Source records
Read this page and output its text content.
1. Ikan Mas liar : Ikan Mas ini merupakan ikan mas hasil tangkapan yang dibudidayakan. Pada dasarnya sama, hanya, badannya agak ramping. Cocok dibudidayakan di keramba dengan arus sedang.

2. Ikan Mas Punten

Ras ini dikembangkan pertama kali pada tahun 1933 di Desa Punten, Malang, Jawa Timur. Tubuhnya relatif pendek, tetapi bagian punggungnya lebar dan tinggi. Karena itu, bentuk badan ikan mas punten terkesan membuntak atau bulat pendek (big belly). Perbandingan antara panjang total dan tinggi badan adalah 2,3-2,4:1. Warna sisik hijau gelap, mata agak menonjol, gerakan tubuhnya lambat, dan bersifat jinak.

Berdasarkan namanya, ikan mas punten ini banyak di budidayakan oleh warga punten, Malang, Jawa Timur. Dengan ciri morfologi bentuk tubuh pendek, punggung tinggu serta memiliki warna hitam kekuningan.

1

What you need to do:
Leave out every line without the string "Malang" and copy the rest.

Response:
Ras ini dikembangkan pertama kali pada tahun 1933 di Desa Punten, Malang, Jawa Timur. Tubuhnya relatif pendek, tetapi bagian punggungnya lebar dan tinggi. Karena itu, bentuk badan ikan mas punten terkesan membuntak atau bulat pendek (big belly). Perbandingan antara panjang total dan tinggi badan adalah 2,3-2,4:1. Warna sisik hijau gelap, mata agak menonjol, gerakan tubuhnya lambat, dan bersifat jinak.
Berdasarkan namanya, ikan mas punten ini banyak di budidayakan oleh warga punten, Malang, Jawa Timur. Dengan ciri morfologi bentuk tubuh pendek, punggung tinggu serta memiliki warna hitam kekuningan.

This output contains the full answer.